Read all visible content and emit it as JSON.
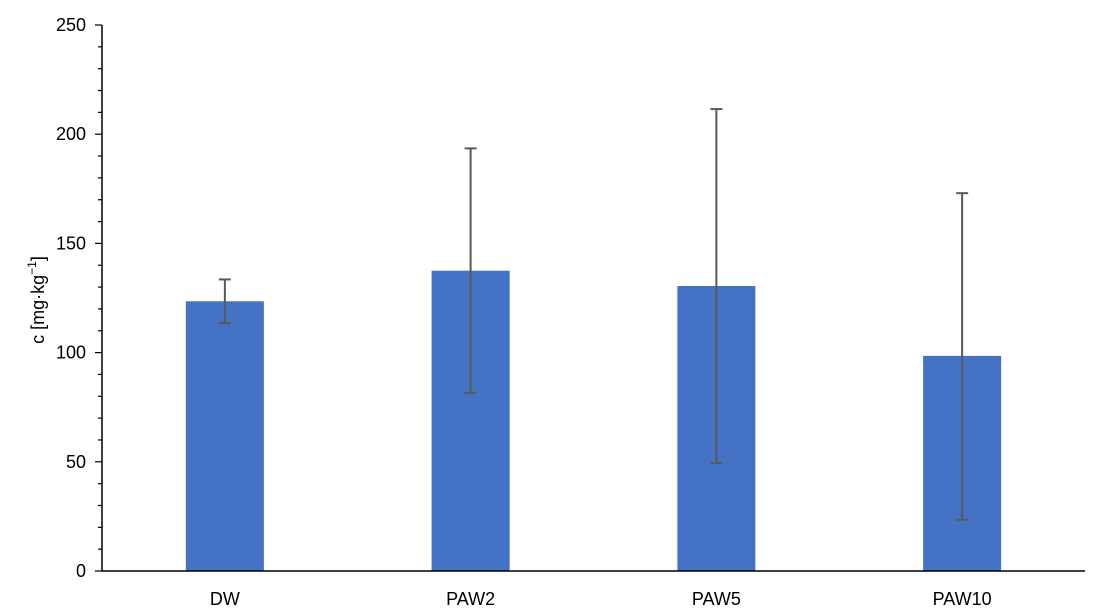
{
  "chart_data": {
    "type": "bar",
    "categories": [
      "DW",
      "PAW2",
      "PAW5",
      "PAW10"
    ],
    "values": [
      123.5,
      137.5,
      130.5,
      98.5
    ],
    "error_upper": [
      133.5,
      193.5,
      211.5,
      173.0
    ],
    "error_lower": [
      113.5,
      81.5,
      49.5,
      23.5
    ],
    "title": "",
    "xlabel": "",
    "ylabel": "c [mg·kg",
    "ylabel_sup": "−1",
    "ylabel_suffix": "]",
    "ylim": [
      0,
      250
    ],
    "yticks": [
      0,
      50,
      100,
      150,
      200,
      250
    ],
    "minor_tick_step": 10,
    "grid": false,
    "legend": "none",
    "colors": {
      "bar": "#4472C4",
      "error_bar": "#595959",
      "axis": "#000000"
    }
  }
}
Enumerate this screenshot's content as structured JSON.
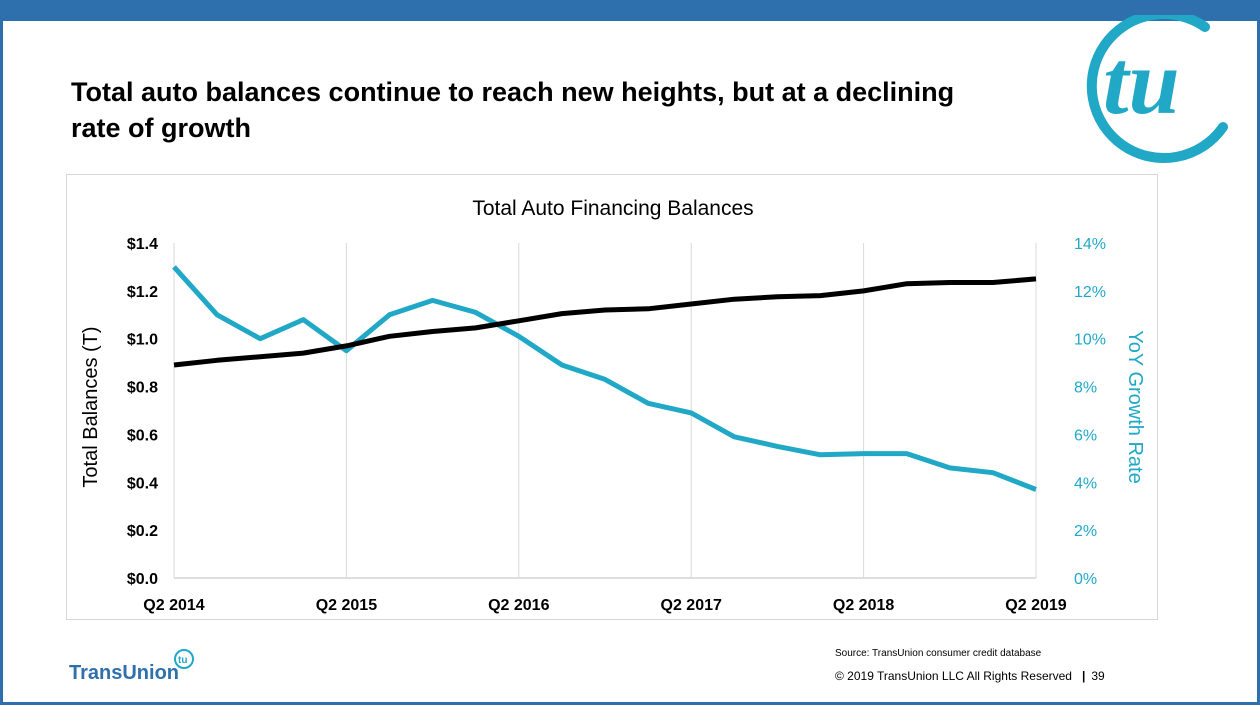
{
  "slide": {
    "title": "Total auto balances continue to reach new heights, but at a declining rate of growth",
    "source": "Source: TransUnion consumer credit database",
    "copyright": "© 2019 TransUnion LLC All Rights Reserved",
    "page_number": "39",
    "brand": "TransUnion",
    "logo_text": "tu",
    "colors": {
      "brand_blue": "#2e6fae",
      "teal": "#21a8c7",
      "black": "#000000"
    }
  },
  "chart_data": {
    "type": "line",
    "title": "Total Auto Financing Balances",
    "ylabel": "Total Balances (T)",
    "y2label": "YoY Growth Rate",
    "x_tick_labels": [
      "Q2 2014",
      "Q2 2015",
      "Q2 2016",
      "Q2 2017",
      "Q2 2018",
      "Q2 2019"
    ],
    "x": [
      "Q2 2014",
      "Q3 2014",
      "Q4 2014",
      "Q1 2015",
      "Q2 2015",
      "Q3 2015",
      "Q4 2015",
      "Q1 2016",
      "Q2 2016",
      "Q3 2016",
      "Q4 2016",
      "Q1 2017",
      "Q2 2017",
      "Q3 2017",
      "Q4 2017",
      "Q1 2018",
      "Q2 2018",
      "Q3 2018",
      "Q4 2018",
      "Q1 2019",
      "Q2 2019"
    ],
    "ylim": [
      0,
      1.4
    ],
    "y_tick_labels": [
      "$0.0",
      "$0.2",
      "$0.4",
      "$0.6",
      "$0.8",
      "$1.0",
      "$1.2",
      "$1.4"
    ],
    "y2lim": [
      0,
      14
    ],
    "y2_tick_labels": [
      "0%",
      "2%",
      "4%",
      "6%",
      "8%",
      "10%",
      "12%",
      "14%"
    ],
    "grid": "vertical",
    "series": [
      {
        "axis": "left",
        "color": "#000000",
        "values": [
          0.89,
          0.91,
          0.925,
          0.94,
          0.97,
          1.01,
          1.03,
          1.045,
          1.075,
          1.105,
          1.12,
          1.125,
          1.145,
          1.165,
          1.175,
          1.18,
          1.2,
          1.23,
          1.235,
          1.235,
          1.25
        ]
      },
      {
        "axis": "right",
        "color": "#21a8c7",
        "values": [
          13.0,
          11.0,
          10.0,
          10.8,
          9.5,
          11.0,
          11.6,
          11.1,
          10.1,
          8.9,
          8.3,
          7.3,
          6.9,
          5.9,
          5.5,
          5.15,
          5.2,
          5.2,
          4.6,
          4.4,
          3.7
        ]
      }
    ]
  }
}
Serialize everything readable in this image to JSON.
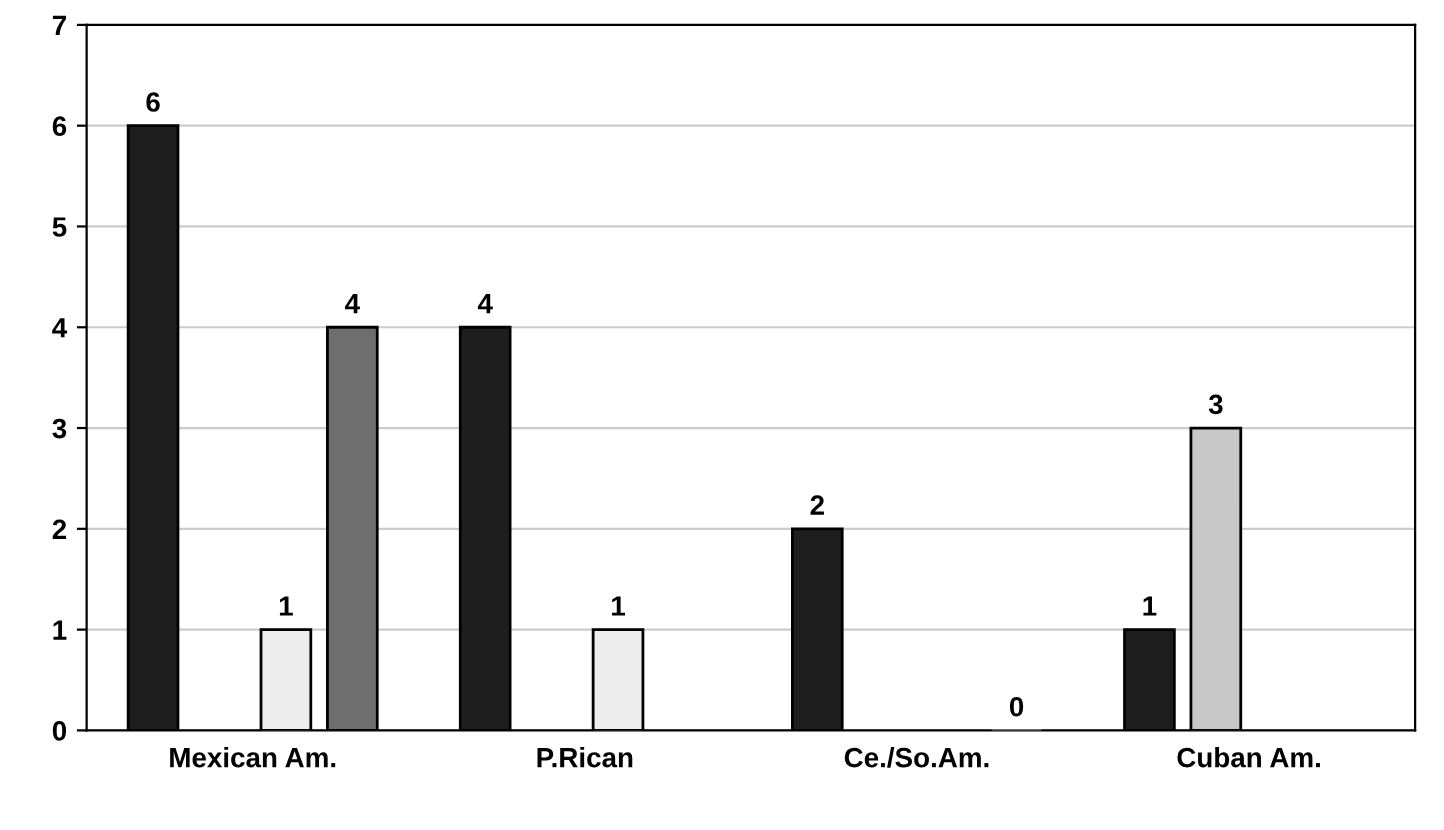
{
  "chart_data": {
    "type": "bar",
    "categories": [
      "Mexican Am.",
      "P.Rican",
      "Ce./So.Am.",
      "Cuban Am."
    ],
    "series": [
      {
        "color": "#1e1e1e",
        "values": [
          6,
          4,
          2,
          1
        ]
      },
      {
        "color": "#c8c8c8",
        "values": [
          null,
          null,
          null,
          3
        ]
      },
      {
        "color": "#ececec",
        "values": [
          1,
          1,
          null,
          null
        ]
      },
      {
        "color": "#6e6e6e",
        "values": [
          4,
          null,
          0,
          null
        ]
      }
    ],
    "ylim": [
      0,
      7
    ],
    "yticks": [
      0,
      1,
      2,
      3,
      4,
      5,
      6,
      7
    ],
    "grid": "y",
    "data_labels": true,
    "legend": false
  }
}
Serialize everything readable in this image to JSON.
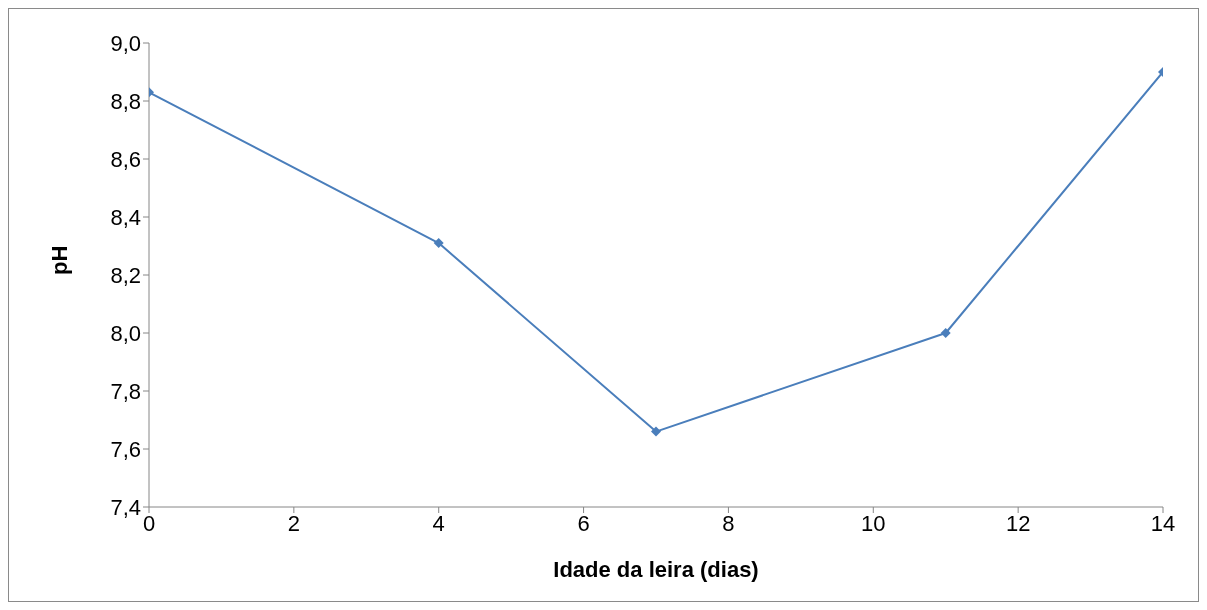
{
  "chart_data": {
    "type": "line",
    "xlabel": "Idade da leira (dias)",
    "ylabel": "pH",
    "x": [
      0,
      4,
      7,
      11,
      14
    ],
    "series": [
      {
        "color": "#4a7ebb",
        "values": [
          8.83,
          8.31,
          7.66,
          8.0,
          8.9
        ]
      }
    ],
    "xlim": [
      0,
      14
    ],
    "xticks": [
      0,
      2,
      4,
      6,
      8,
      10,
      12,
      14
    ],
    "ylim": [
      7.4,
      9.0
    ],
    "yticks": [
      {
        "value": 7.4,
        "label": "7,4"
      },
      {
        "value": 7.6,
        "label": "7,6"
      },
      {
        "value": 7.8,
        "label": "7,8"
      },
      {
        "value": 8.0,
        "label": "8,0"
      },
      {
        "value": 8.2,
        "label": "8,2"
      },
      {
        "value": 8.4,
        "label": "8,4"
      },
      {
        "value": 8.6,
        "label": "8,6"
      },
      {
        "value": 8.8,
        "label": "8,8"
      },
      {
        "value": 9.0,
        "label": "9,0"
      }
    ],
    "grid": false,
    "legend": false,
    "marker": "diamond",
    "line_style": "solid"
  }
}
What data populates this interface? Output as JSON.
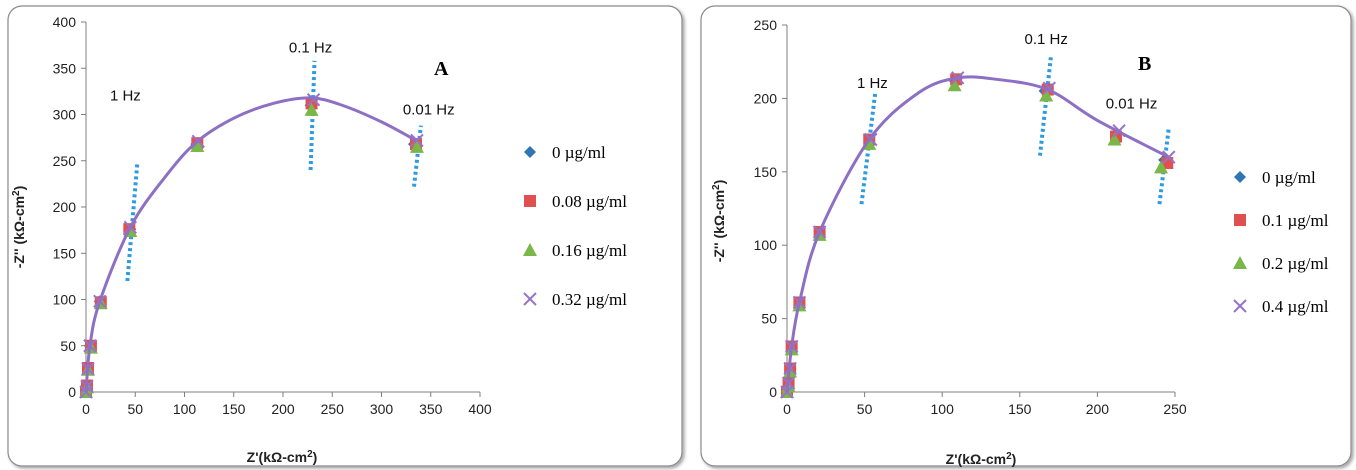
{
  "chart_data": [
    {
      "type": "scatter",
      "panel_label": "A",
      "xlabel": "Z'(kΩ-cm²)",
      "ylabel": "-Z'' (kΩ-cm²)",
      "xlim": [
        0,
        400
      ],
      "ylim": [
        0,
        400
      ],
      "xticks": [
        0,
        50,
        100,
        150,
        200,
        250,
        300,
        350,
        400
      ],
      "yticks": [
        0,
        50,
        100,
        150,
        200,
        250,
        300,
        350,
        400
      ],
      "legend_position": "right",
      "series": [
        {
          "name": "0 µg/ml",
          "marker": "diamond",
          "color": "#2e75b6",
          "x": [
            0,
            1,
            2,
            4,
            14,
            45,
            112,
            228,
            333
          ],
          "y": [
            0,
            5,
            25,
            50,
            98,
            176,
            268,
            310,
            268
          ]
        },
        {
          "name": "0.08  µg/ml",
          "marker": "square",
          "color": "#e05050",
          "x": [
            0,
            1,
            2,
            5,
            15,
            44,
            113,
            229,
            335
          ],
          "y": [
            0,
            7,
            26,
            50,
            97,
            176,
            269,
            312,
            268
          ]
        },
        {
          "name": "0.16 µg/ml",
          "marker": "triangle",
          "color": "#7ab648",
          "x": [
            0,
            1,
            2,
            5,
            15,
            45,
            113,
            229,
            336
          ],
          "y": [
            0,
            5,
            24,
            48,
            96,
            174,
            266,
            305,
            265
          ]
        },
        {
          "name": "0.32 µg/ml",
          "marker": "cross",
          "color": "#9673c8",
          "x": [
            0,
            1,
            2,
            4,
            14,
            45,
            114,
            231,
            336
          ],
          "y": [
            0,
            6,
            25,
            50,
            98,
            178,
            271,
            316,
            272
          ]
        }
      ],
      "fit_curve_color": "#8d6fc4",
      "fit_curve": {
        "x": [
          0,
          4,
          14,
          45,
          80,
          112,
          150,
          190,
          228,
          260,
          300,
          335
        ],
        "y": [
          0,
          50,
          98,
          178,
          232,
          270,
          296,
          312,
          318,
          310,
          292,
          272
        ]
      },
      "annotations": [
        {
          "text": "1 Hz",
          "x": 40,
          "y": 315,
          "line": [
            [
              42,
              120
            ],
            [
              52,
              246
            ]
          ]
        },
        {
          "text": "0.1 Hz",
          "x": 228,
          "y": 367,
          "line": [
            [
              228,
              240
            ],
            [
              232,
              358
            ]
          ]
        },
        {
          "text": "0.01 Hz",
          "x": 348,
          "y": 300,
          "line": [
            [
              333,
              222
            ],
            [
              340,
              288
            ]
          ]
        }
      ]
    },
    {
      "type": "scatter",
      "panel_label": "B",
      "xlabel": "Z'(kΩ-cm²)",
      "ylabel": "-Z'' (kΩ-cm²)",
      "xlim": [
        0,
        250
      ],
      "ylim": [
        0,
        250
      ],
      "xticks": [
        0,
        50,
        100,
        150,
        200,
        250
      ],
      "yticks": [
        0,
        50,
        100,
        150,
        200,
        250
      ],
      "legend_position": "right",
      "series": [
        {
          "name": "0 µg/ml",
          "marker": "diamond",
          "color": "#2e75b6",
          "x": [
            0,
            1,
            2,
            3,
            8,
            21,
            53,
            108,
            166,
            212,
            243
          ],
          "y": [
            0,
            5,
            15,
            30,
            60,
            108,
            170,
            212,
            205,
            175,
            158
          ]
        },
        {
          "name": "0.1 µg/ml",
          "marker": "square",
          "color": "#e05050",
          "x": [
            0,
            1,
            2,
            3,
            8,
            21,
            53,
            109,
            168,
            212,
            245
          ],
          "y": [
            0,
            6,
            16,
            31,
            61,
            109,
            172,
            213,
            206,
            174,
            156
          ]
        },
        {
          "name": "0.2 µg/ml",
          "marker": "triangle",
          "color": "#7ab648",
          "x": [
            0,
            1,
            2,
            3,
            8,
            21,
            53,
            108,
            167,
            211,
            241
          ],
          "y": [
            0,
            4,
            14,
            29,
            59,
            107,
            169,
            209,
            202,
            172,
            153
          ]
        },
        {
          "name": "0.4 µg/ml",
          "marker": "cross",
          "color": "#9673c8",
          "x": [
            0,
            1,
            2,
            3,
            8,
            21,
            54,
            110,
            169,
            214,
            246
          ],
          "y": [
            0,
            6,
            16,
            31,
            61,
            109,
            172,
            214,
            207,
            178,
            160
          ]
        }
      ],
      "fit_curve_color": "#8d6fc4",
      "fit_curve": {
        "x": [
          0,
          3,
          8,
          21,
          53,
          85,
          110,
          135,
          168,
          200,
          246
        ],
        "y": [
          0,
          31,
          61,
          109,
          172,
          204,
          214,
          213,
          206,
          185,
          160
        ]
      },
      "annotations": [
        {
          "text": "1 Hz",
          "x": 55,
          "y": 207,
          "line": [
            [
              48,
              128
            ],
            [
              57,
              205
            ]
          ]
        },
        {
          "text": "0.1 Hz",
          "x": 167,
          "y": 237,
          "line": [
            [
              163,
              161
            ],
            [
              170,
              228
            ]
          ]
        },
        {
          "text": "0.01 Hz",
          "x": 222,
          "y": 193,
          "line": [
            [
              240,
              128
            ],
            [
              246,
              180
            ]
          ]
        }
      ]
    }
  ]
}
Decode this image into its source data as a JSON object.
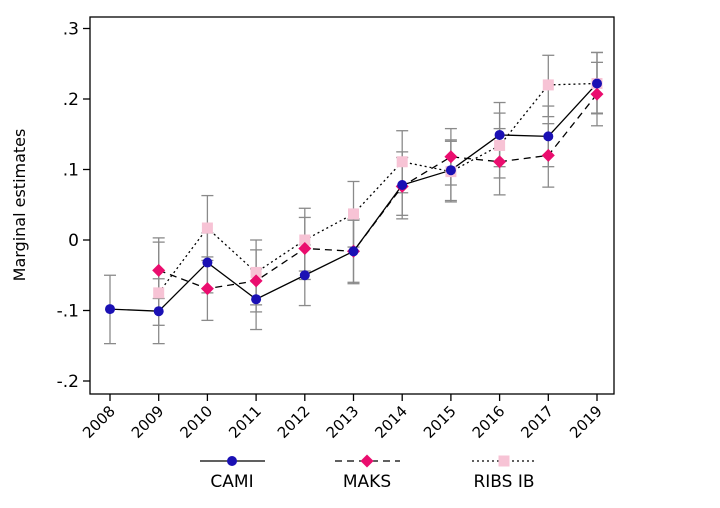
{
  "chart_data": {
    "type": "line",
    "title": "",
    "xlabel": "",
    "ylabel": "Marginal estimates",
    "ylim": [
      -0.22,
      0.32
    ],
    "y_ticks": [
      -0.2,
      -0.1,
      0,
      0.1,
      0.2,
      0.3
    ],
    "y_tick_labels": [
      "-.2",
      "-.1",
      "0",
      ".1",
      ".2",
      ".3"
    ],
    "categories": [
      "2008",
      "2009",
      "2010",
      "2011",
      "2012",
      "2013",
      "2014",
      "2015",
      "2016",
      "2017",
      "2019"
    ],
    "grid": false,
    "legend_position": "bottom",
    "error_bars": true,
    "series": [
      {
        "name": "CAMI",
        "color": "#1a10b4",
        "marker": "circle",
        "line_style": "solid",
        "values": [
          -0.098,
          -0.101,
          -0.032,
          -0.084,
          -0.05,
          -0.016,
          0.078,
          0.099,
          0.149,
          0.147,
          0.222
        ],
        "lower": [
          -0.147,
          -0.147,
          -0.075,
          -0.127,
          -0.093,
          -0.06,
          0.03,
          0.056,
          0.104,
          0.104,
          0.179
        ],
        "upper": [
          -0.05,
          -0.055,
          0.01,
          -0.041,
          -0.007,
          0.028,
          0.125,
          0.142,
          0.195,
          0.19,
          0.266
        ]
      },
      {
        "name": "MAKS",
        "color": "#ea0d6e",
        "marker": "diamond",
        "line_style": "dashed",
        "values": [
          null,
          -0.043,
          -0.069,
          -0.058,
          -0.012,
          -0.016,
          0.076,
          0.118,
          0.111,
          0.12,
          0.207
        ],
        "lower": [
          null,
          -0.083,
          -0.114,
          -0.102,
          -0.056,
          -0.062,
          0.035,
          0.078,
          0.064,
          0.075,
          0.162
        ],
        "upper": [
          null,
          -0.003,
          -0.024,
          -0.014,
          0.032,
          0.03,
          0.117,
          0.158,
          0.158,
          0.165,
          0.252
        ]
      },
      {
        "name": "RIBS IB",
        "color": "#f7c3d5",
        "marker": "square",
        "line_style": "dotted",
        "values": [
          null,
          -0.075,
          0.017,
          -0.046,
          0.0,
          0.037,
          0.111,
          0.097,
          0.134,
          0.22,
          0.222
        ],
        "lower": [
          null,
          -0.121,
          -0.029,
          -0.092,
          -0.044,
          -0.01,
          0.067,
          0.054,
          0.088,
          0.175,
          0.18
        ],
        "upper": [
          null,
          0.003,
          0.063,
          0.0,
          0.045,
          0.083,
          0.155,
          0.14,
          0.18,
          0.262,
          0.266
        ]
      }
    ]
  }
}
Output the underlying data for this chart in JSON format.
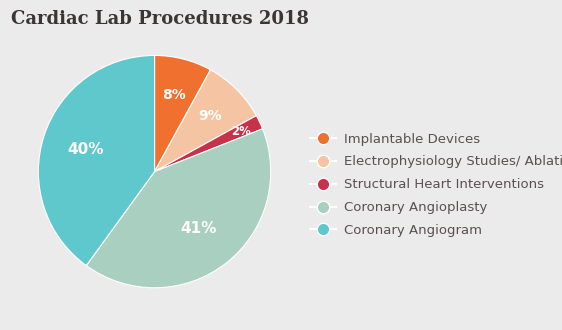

☆ ☆ ☆ ☆ ☆

* **What the exercise asks**
From the records given above, copy all lines containing "title".

* **The output**
    "title": "",
    "title": "Total auto balances continue to reach new heights, but at a declining rate of growth",
    "title": "Total Auto Financing Balances",
    "title": "",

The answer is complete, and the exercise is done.